* _Aim of the task_
Quote every line below exactly and skip any picture.

* _Provided data_

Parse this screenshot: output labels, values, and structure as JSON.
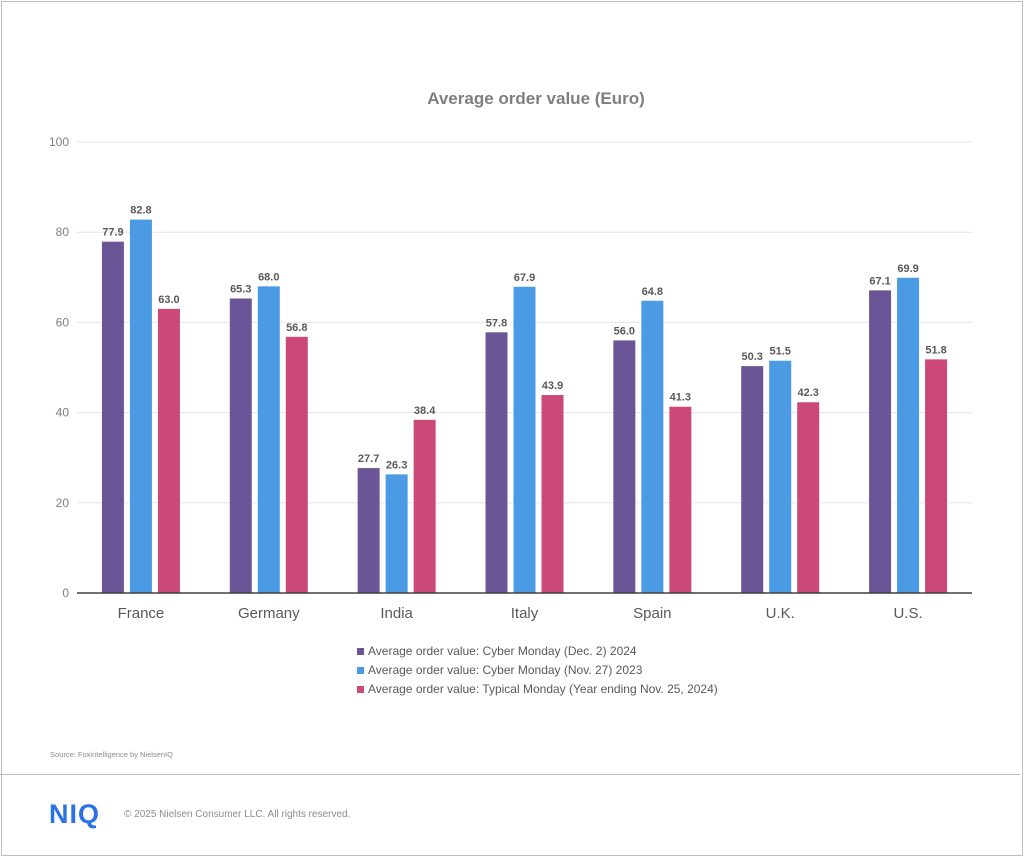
{
  "chart_data": {
    "type": "bar",
    "title": "Average order value (Euro)",
    "xlabel": "",
    "ylabel": "",
    "ylim": [
      0,
      100
    ],
    "yticks": [
      0,
      20,
      40,
      60,
      80,
      100
    ],
    "grid": true,
    "legend_position": "bottom",
    "categories": [
      "France",
      "Germany",
      "India",
      "Italy",
      "Spain",
      "U.K.",
      "U.S."
    ],
    "series": [
      {
        "name": "Average order value: Cyber Monday (Dec. 2) 2024",
        "color": "#6a5596",
        "values": [
          77.9,
          65.3,
          27.7,
          57.8,
          56.0,
          50.3,
          67.1
        ]
      },
      {
        "name": "Average order value: Cyber Monday (Nov. 27) 2023",
        "color": "#4a9be3",
        "values": [
          82.8,
          68.0,
          26.3,
          67.9,
          64.8,
          51.5,
          69.9
        ]
      },
      {
        "name": "Average order value: Typical Monday (Year ending Nov. 25, 2024)",
        "color": "#cc4879",
        "values": [
          63.0,
          56.8,
          38.4,
          43.9,
          41.3,
          42.3,
          51.8
        ]
      }
    ]
  },
  "footer": {
    "source": "Source: Foxintelligence by NielsenIQ",
    "logo_text": "NIQ",
    "copyright": "© 2025 Nielsen Consumer LLC. All rights reserved."
  }
}
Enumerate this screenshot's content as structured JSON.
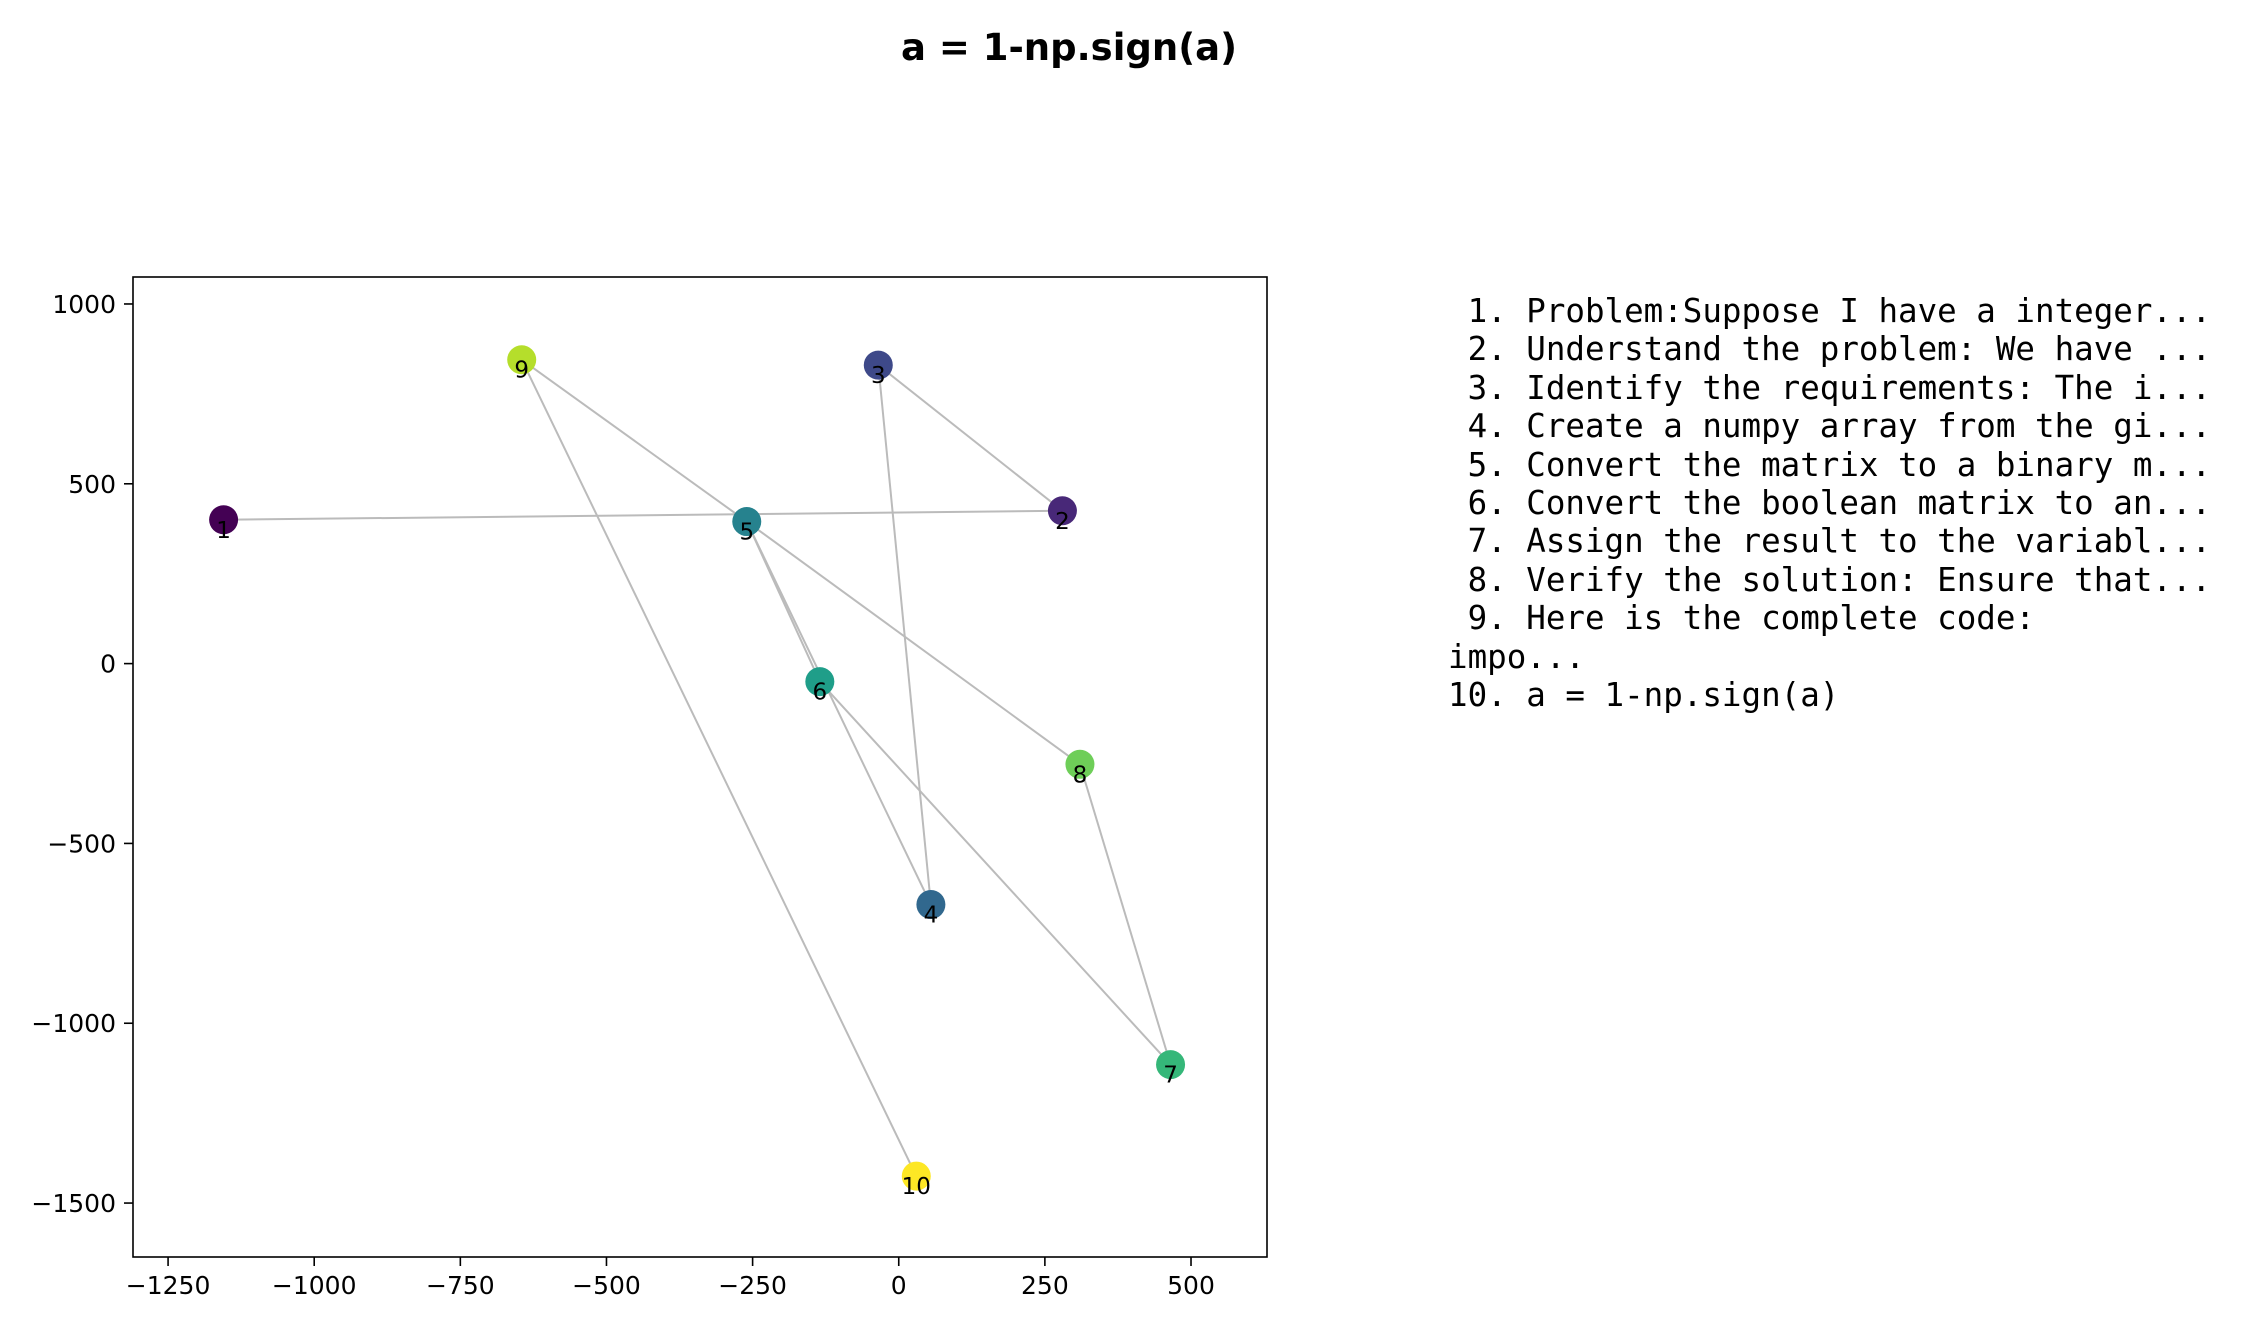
{
  "chart_data": {
    "type": "scatter",
    "title": "a = 1-np.sign(a)",
    "xlabel": "",
    "ylabel": "",
    "xlim": [
      -1310,
      630
    ],
    "ylim": [
      -1650,
      1075
    ],
    "x_ticks": [
      -1250,
      -1000,
      -750,
      -500,
      -250,
      0,
      250,
      500
    ],
    "y_ticks": [
      1000,
      500,
      0,
      -500,
      -1000,
      -1500
    ],
    "x_tick_labels": [
      "−1250",
      "−1000",
      "−750",
      "−500",
      "−250",
      "0",
      "250",
      "500"
    ],
    "y_tick_labels": [
      "1000",
      "500",
      "0",
      "−500",
      "−1000",
      "−1500"
    ],
    "grid": false,
    "colormap": "viridis",
    "points": [
      {
        "label": "1",
        "x": -1155,
        "y": 400,
        "color": "#440154"
      },
      {
        "label": "2",
        "x": 280,
        "y": 425,
        "color": "#482878"
      },
      {
        "label": "3",
        "x": -35,
        "y": 830,
        "color": "#3e4989"
      },
      {
        "label": "4",
        "x": 55,
        "y": -670,
        "color": "#31688e"
      },
      {
        "label": "5",
        "x": -260,
        "y": 395,
        "color": "#26828e"
      },
      {
        "label": "6",
        "x": -135,
        "y": -50,
        "color": "#1f9e89"
      },
      {
        "label": "7",
        "x": 465,
        "y": -1115,
        "color": "#35b779"
      },
      {
        "label": "8",
        "x": 310,
        "y": -280,
        "color": "#6ece58"
      },
      {
        "label": "9",
        "x": -645,
        "y": 845,
        "color": "#b5de2b"
      },
      {
        "label": "10",
        "x": 30,
        "y": -1425,
        "color": "#fde725"
      }
    ],
    "edges": [
      [
        1,
        2
      ],
      [
        2,
        3
      ],
      [
        3,
        4
      ],
      [
        4,
        5
      ],
      [
        5,
        6
      ],
      [
        6,
        7
      ],
      [
        7,
        8
      ],
      [
        8,
        5
      ],
      [
        5,
        9
      ],
      [
        9,
        10
      ]
    ],
    "edge_color": "#bbbbbb",
    "legend_items": [
      " 1. Problem:Suppose I have a integer...",
      " 2. Understand the problem: We have ...",
      " 3. Identify the requirements: The i...",
      " 4. Create a numpy array from the gi...",
      " 5. Convert the matrix to a binary m...",
      " 6. Convert the boolean matrix to an...",
      " 7. Assign the result to the variabl...",
      " 8. Verify the solution: Ensure that...",
      " 9. Here is the complete code:\nimpo...",
      "10. a = 1-np.sign(a)"
    ],
    "legend_placement": "right"
  }
}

* _Exercise response_
Parse this screenshot: output labels, values, and structure as JSON.
{
  "chart_data": {
    "type": "bar",
    "title": "Average order value (Euro)",
    "xlabel": "",
    "ylabel": "",
    "ylim": [
      0,
      100
    ],
    "yticks": [
      0,
      20,
      40,
      60,
      80,
      100
    ],
    "grid": true,
    "legend_position": "bottom",
    "categories": [
      "France",
      "Germany",
      "India",
      "Italy",
      "Spain",
      "U.K.",
      "U.S."
    ],
    "series": [
      {
        "name": "Average order value: Cyber Monday (Dec. 2) 2024",
        "color": "#6a5596",
        "values": [
          77.9,
          65.3,
          27.7,
          57.8,
          56.0,
          50.3,
          67.1
        ]
      },
      {
        "name": "Average order value: Cyber Monday (Nov. 27) 2023",
        "color": "#4a9be3",
        "values": [
          82.8,
          68.0,
          26.3,
          67.9,
          64.8,
          51.5,
          69.9
        ]
      },
      {
        "name": "Average order value: Typical Monday (Year ending Nov. 25, 2024)",
        "color": "#cc4879",
        "values": [
          63.0,
          56.8,
          38.4,
          43.9,
          41.3,
          42.3,
          51.8
        ]
      }
    ]
  },
  "footer": {
    "source": "Source: Foxintelligence by NielsenIQ",
    "logo_text": "NIQ",
    "copyright": "© 2025 Nielsen Consumer LLC. All rights reserved."
  }
}
Enumerate this screenshot's content as structured JSON.
{
  "chart_data": {
    "type": "scatter",
    "title": "a = 1-np.sign(a)",
    "xlabel": "",
    "ylabel": "",
    "xlim": [
      -1310,
      630
    ],
    "ylim": [
      -1650,
      1075
    ],
    "x_ticks": [
      -1250,
      -1000,
      -750,
      -500,
      -250,
      0,
      250,
      500
    ],
    "y_ticks": [
      1000,
      500,
      0,
      -500,
      -1000,
      -1500
    ],
    "x_tick_labels": [
      "−1250",
      "−1000",
      "−750",
      "−500",
      "−250",
      "0",
      "250",
      "500"
    ],
    "y_tick_labels": [
      "1000",
      "500",
      "0",
      "−500",
      "−1000",
      "−1500"
    ],
    "grid": false,
    "colormap": "viridis",
    "points": [
      {
        "label": "1",
        "x": -1155,
        "y": 400,
        "color": "#440154"
      },
      {
        "label": "2",
        "x": 280,
        "y": 425,
        "color": "#482878"
      },
      {
        "label": "3",
        "x": -35,
        "y": 830,
        "color": "#3e4989"
      },
      {
        "label": "4",
        "x": 55,
        "y": -670,
        "color": "#31688e"
      },
      {
        "label": "5",
        "x": -260,
        "y": 395,
        "color": "#26828e"
      },
      {
        "label": "6",
        "x": -135,
        "y": -50,
        "color": "#1f9e89"
      },
      {
        "label": "7",
        "x": 465,
        "y": -1115,
        "color": "#35b779"
      },
      {
        "label": "8",
        "x": 310,
        "y": -280,
        "color": "#6ece58"
      },
      {
        "label": "9",
        "x": -645,
        "y": 845,
        "color": "#b5de2b"
      },
      {
        "label": "10",
        "x": 30,
        "y": -1425,
        "color": "#fde725"
      }
    ],
    "edges": [
      [
        1,
        2
      ],
      [
        2,
        3
      ],
      [
        3,
        4
      ],
      [
        4,
        5
      ],
      [
        5,
        6
      ],
      [
        6,
        7
      ],
      [
        7,
        8
      ],
      [
        8,
        5
      ],
      [
        5,
        9
      ],
      [
        9,
        10
      ]
    ],
    "edge_color": "#bbbbbb",
    "legend_items": [
      " 1. Problem:Suppose I have a integer...",
      " 2. Understand the problem: We have ...",
      " 3. Identify the requirements: The i...",
      " 4. Create a numpy array from the gi...",
      " 5. Convert the matrix to a binary m...",
      " 6. Convert the boolean matrix to an...",
      " 7. Assign the result to the variabl...",
      " 8. Verify the solution: Ensure that...",
      " 9. Here is the complete code:\nimpo...",
      "10. a = 1-np.sign(a)"
    ],
    "legend_placement": "right"
  }
}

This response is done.